** start of Material provided **
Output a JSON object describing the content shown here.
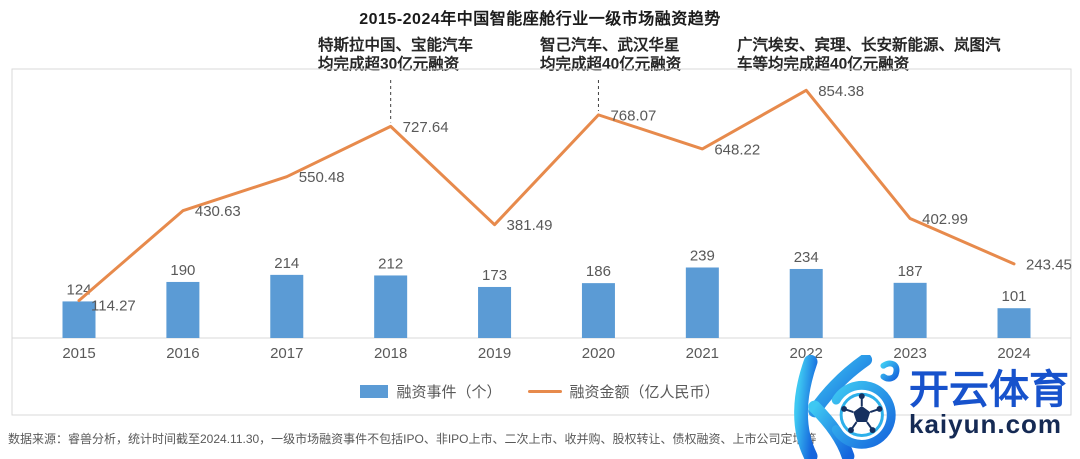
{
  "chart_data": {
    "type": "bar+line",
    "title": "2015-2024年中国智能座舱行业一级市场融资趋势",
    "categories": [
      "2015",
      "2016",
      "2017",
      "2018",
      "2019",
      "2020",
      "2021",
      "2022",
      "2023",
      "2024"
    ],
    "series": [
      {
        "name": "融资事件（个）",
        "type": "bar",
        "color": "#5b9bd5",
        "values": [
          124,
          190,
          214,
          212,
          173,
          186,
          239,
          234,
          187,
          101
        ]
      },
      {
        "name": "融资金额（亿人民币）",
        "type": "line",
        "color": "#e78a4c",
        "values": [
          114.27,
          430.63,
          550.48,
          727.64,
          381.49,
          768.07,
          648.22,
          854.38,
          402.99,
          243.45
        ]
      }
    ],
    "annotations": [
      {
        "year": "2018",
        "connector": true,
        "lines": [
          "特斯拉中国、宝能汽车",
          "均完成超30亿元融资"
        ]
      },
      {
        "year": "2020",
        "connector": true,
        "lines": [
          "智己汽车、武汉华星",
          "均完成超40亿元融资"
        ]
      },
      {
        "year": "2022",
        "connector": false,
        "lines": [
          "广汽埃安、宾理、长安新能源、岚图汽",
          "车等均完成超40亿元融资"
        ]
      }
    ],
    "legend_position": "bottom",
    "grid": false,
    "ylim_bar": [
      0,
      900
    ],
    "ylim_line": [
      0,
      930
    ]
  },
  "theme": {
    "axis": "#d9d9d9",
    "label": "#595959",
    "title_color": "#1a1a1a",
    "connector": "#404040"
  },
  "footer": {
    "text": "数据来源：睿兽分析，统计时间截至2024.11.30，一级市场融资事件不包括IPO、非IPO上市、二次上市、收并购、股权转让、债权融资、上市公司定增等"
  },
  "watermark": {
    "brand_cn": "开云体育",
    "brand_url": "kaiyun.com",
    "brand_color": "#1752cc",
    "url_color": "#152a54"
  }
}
** end of Material provided **
** start of Material provided **
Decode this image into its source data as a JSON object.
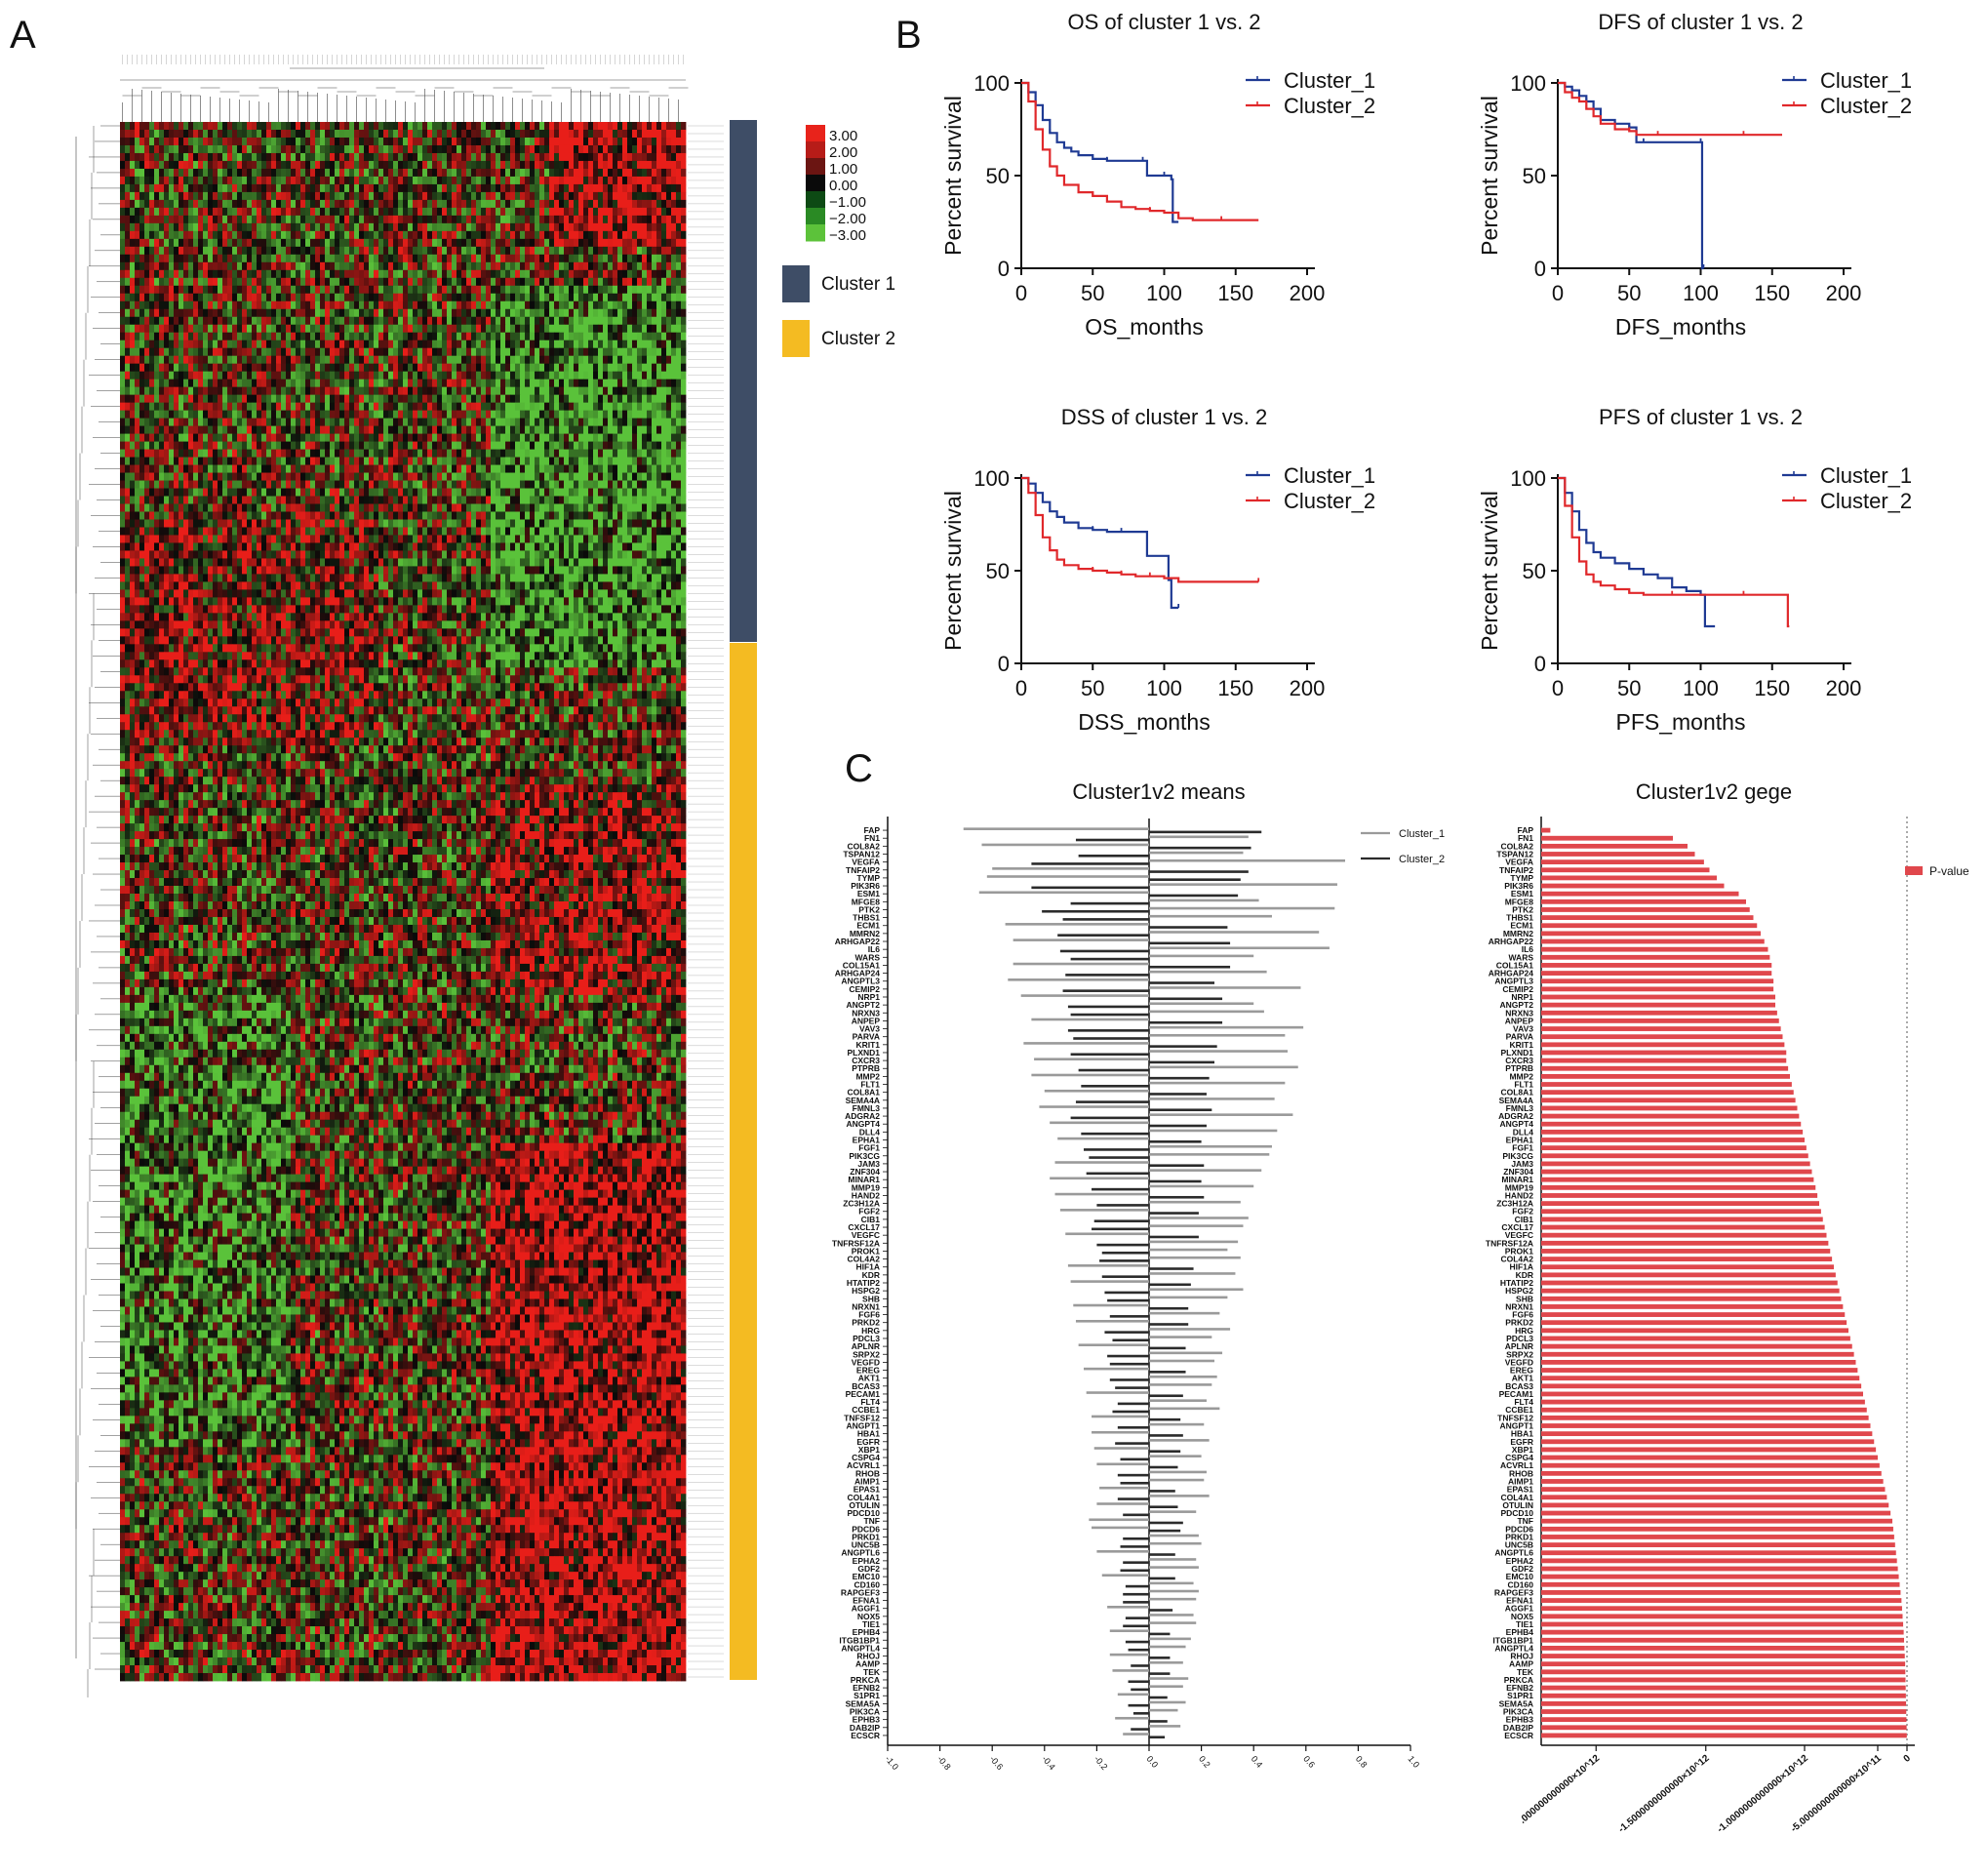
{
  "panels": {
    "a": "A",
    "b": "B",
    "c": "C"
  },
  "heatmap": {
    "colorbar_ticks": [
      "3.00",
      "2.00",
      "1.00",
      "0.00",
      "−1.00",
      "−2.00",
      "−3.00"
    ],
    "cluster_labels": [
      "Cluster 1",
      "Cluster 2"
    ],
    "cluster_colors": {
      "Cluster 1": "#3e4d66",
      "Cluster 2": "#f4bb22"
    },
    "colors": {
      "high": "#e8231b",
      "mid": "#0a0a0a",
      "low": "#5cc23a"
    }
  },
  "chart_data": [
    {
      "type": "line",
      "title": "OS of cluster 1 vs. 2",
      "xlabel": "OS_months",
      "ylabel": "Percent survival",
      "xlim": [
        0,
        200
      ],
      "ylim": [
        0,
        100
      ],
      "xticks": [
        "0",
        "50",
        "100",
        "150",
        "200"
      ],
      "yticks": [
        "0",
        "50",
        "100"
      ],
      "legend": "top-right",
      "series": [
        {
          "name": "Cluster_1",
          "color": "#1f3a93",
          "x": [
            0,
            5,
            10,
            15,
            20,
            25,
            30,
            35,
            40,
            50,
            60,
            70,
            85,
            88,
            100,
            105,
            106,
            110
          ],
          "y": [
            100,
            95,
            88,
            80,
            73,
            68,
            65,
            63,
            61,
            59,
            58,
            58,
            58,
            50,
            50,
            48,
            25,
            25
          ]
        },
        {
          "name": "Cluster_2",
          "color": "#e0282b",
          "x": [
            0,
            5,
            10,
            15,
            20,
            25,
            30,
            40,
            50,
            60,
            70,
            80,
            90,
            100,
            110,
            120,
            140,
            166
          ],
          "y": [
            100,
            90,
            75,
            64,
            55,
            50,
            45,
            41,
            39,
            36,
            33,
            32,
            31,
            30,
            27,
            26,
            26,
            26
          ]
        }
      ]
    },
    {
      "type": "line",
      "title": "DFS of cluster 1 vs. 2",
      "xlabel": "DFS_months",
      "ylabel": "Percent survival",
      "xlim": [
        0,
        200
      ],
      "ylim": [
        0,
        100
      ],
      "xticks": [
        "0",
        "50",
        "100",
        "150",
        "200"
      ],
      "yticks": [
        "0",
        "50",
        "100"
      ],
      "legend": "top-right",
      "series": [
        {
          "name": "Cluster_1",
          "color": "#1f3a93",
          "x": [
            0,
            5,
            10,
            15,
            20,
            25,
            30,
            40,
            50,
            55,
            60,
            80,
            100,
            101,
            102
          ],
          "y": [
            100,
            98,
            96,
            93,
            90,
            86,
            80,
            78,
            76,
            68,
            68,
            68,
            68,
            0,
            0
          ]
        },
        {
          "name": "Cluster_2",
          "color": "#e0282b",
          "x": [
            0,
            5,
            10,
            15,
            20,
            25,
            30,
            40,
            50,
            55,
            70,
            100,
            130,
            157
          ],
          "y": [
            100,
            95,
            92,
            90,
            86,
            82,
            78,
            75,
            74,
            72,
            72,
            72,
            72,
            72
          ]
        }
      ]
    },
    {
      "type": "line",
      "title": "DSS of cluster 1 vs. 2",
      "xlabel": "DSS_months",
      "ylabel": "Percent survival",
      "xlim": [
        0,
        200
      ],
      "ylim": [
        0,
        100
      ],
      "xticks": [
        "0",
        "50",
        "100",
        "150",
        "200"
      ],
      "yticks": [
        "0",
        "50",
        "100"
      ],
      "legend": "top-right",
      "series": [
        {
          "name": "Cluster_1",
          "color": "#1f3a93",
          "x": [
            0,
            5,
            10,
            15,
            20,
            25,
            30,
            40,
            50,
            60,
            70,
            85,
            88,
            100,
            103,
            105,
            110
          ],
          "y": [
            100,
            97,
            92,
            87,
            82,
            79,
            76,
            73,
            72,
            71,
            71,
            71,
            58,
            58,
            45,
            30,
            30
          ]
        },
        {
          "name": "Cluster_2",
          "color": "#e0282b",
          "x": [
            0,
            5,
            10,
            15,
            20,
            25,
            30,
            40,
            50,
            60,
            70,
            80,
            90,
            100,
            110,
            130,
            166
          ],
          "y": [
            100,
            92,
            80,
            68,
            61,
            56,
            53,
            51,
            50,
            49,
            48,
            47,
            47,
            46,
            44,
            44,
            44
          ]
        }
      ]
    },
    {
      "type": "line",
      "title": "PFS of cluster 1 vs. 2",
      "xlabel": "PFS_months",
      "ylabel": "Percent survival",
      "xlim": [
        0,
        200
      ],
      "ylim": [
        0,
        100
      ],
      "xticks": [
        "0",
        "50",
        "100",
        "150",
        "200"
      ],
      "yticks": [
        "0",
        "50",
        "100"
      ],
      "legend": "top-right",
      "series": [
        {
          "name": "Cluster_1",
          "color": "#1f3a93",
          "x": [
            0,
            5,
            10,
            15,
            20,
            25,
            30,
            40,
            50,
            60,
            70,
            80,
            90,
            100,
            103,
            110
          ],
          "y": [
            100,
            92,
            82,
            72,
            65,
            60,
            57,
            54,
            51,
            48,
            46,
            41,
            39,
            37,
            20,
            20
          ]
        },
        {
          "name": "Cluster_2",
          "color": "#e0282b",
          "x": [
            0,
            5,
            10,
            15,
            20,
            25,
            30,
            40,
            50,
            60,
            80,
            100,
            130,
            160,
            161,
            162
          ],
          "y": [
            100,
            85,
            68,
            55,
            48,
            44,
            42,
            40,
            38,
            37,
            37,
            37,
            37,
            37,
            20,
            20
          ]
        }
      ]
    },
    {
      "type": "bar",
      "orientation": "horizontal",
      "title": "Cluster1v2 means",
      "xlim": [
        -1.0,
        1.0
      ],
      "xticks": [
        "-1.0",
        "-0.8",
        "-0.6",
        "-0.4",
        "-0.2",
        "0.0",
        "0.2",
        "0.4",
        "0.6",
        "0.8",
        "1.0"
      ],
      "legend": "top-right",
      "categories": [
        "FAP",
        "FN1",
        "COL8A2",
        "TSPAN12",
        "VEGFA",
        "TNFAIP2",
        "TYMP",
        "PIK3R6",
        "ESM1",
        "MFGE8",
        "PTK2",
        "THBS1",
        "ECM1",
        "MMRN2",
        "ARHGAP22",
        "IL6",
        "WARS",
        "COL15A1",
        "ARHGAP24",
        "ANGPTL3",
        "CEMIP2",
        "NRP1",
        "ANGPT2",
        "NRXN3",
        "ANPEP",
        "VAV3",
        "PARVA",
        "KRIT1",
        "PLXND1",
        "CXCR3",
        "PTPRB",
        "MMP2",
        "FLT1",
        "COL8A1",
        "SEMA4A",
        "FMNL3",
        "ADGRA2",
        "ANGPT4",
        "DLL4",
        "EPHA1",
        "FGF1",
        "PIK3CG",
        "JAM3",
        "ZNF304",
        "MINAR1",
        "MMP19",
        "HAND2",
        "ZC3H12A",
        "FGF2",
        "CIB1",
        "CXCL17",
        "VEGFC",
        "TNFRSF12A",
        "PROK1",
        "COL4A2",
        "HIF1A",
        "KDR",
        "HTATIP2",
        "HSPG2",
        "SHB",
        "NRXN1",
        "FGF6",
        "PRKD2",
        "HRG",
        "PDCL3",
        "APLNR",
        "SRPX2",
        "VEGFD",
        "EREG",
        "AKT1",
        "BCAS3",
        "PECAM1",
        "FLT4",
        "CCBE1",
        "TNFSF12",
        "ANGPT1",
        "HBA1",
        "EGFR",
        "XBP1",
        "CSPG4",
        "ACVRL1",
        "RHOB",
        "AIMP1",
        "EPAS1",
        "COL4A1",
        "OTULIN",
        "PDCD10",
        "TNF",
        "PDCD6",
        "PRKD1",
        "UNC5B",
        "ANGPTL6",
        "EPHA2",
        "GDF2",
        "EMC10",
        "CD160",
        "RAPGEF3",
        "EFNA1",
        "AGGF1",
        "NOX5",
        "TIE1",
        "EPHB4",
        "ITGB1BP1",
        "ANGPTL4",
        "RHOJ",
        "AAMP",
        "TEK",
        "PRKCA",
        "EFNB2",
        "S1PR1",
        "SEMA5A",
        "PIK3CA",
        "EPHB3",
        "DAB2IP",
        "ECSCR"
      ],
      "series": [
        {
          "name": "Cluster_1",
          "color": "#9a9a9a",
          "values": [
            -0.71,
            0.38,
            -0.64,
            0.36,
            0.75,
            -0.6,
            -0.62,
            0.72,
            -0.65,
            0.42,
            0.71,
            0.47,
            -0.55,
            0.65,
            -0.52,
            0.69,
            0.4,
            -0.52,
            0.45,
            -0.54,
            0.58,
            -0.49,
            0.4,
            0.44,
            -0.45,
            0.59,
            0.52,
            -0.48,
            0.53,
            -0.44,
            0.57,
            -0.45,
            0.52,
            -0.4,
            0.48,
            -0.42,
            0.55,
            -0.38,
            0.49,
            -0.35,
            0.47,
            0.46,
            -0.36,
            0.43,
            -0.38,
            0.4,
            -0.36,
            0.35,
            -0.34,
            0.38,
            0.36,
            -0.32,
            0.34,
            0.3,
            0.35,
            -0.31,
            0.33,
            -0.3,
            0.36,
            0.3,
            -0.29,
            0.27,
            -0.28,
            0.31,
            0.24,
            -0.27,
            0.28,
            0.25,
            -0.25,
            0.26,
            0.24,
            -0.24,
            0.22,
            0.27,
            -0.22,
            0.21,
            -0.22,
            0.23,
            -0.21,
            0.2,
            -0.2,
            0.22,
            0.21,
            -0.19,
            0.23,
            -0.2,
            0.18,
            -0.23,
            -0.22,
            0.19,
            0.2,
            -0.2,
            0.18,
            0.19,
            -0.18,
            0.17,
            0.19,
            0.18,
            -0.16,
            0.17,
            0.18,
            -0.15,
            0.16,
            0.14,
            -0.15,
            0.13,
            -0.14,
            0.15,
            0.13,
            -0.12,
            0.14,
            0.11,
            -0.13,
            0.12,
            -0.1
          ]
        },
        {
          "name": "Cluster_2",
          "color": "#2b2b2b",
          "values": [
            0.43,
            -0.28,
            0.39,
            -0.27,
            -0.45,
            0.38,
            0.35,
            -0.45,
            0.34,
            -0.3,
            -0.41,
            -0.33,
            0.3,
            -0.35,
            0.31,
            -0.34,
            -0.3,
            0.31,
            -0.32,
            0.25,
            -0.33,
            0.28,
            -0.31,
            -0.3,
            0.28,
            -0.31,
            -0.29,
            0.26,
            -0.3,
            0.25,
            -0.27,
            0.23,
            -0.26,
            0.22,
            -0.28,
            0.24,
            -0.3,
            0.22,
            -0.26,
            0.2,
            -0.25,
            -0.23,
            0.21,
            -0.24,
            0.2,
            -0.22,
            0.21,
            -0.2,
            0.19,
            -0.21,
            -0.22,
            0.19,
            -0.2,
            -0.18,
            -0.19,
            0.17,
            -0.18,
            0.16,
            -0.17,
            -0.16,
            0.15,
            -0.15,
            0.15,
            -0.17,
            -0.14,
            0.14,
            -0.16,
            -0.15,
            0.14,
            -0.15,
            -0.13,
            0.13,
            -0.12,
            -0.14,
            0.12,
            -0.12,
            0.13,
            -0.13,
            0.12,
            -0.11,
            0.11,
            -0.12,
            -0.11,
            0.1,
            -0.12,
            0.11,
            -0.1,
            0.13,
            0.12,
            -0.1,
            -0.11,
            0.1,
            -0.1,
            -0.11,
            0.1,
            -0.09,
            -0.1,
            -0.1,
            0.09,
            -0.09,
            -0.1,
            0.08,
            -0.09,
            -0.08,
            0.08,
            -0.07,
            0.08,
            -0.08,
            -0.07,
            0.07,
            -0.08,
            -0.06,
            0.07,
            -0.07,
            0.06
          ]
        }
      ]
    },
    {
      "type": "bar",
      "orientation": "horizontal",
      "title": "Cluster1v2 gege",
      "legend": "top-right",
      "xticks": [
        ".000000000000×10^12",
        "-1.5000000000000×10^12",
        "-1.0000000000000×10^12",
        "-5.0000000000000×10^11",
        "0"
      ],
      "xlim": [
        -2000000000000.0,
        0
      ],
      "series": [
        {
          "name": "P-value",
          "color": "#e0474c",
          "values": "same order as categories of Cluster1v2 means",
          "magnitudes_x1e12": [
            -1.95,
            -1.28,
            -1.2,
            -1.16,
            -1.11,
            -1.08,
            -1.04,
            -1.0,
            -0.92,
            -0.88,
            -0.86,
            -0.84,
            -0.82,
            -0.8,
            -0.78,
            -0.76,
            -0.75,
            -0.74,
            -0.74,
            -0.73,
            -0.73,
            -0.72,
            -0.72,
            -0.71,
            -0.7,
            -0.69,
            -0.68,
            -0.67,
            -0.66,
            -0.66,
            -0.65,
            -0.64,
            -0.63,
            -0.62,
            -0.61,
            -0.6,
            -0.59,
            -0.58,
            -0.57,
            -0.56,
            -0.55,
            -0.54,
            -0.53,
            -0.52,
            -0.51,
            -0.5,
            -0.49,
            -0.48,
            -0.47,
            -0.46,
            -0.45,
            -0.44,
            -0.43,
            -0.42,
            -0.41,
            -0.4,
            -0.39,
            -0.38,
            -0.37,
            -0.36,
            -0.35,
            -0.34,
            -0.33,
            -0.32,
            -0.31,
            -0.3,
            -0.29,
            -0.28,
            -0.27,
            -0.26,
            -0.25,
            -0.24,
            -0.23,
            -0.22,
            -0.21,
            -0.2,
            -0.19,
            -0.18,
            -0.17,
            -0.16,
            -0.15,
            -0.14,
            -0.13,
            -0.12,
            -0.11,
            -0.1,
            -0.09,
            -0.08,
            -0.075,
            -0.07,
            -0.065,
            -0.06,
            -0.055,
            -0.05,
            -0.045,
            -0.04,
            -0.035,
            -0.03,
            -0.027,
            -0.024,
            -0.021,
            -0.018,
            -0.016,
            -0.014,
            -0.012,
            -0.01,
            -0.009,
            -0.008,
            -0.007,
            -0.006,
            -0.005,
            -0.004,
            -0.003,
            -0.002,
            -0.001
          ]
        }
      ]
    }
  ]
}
** end of Material provided **
▶ _Problem to solve_
Select and copy every line of the listing with the word "categories".

▶ _Reply_
    "categories": [
      "categories": [
          "values": "same order as categories of Cluster1v2 means",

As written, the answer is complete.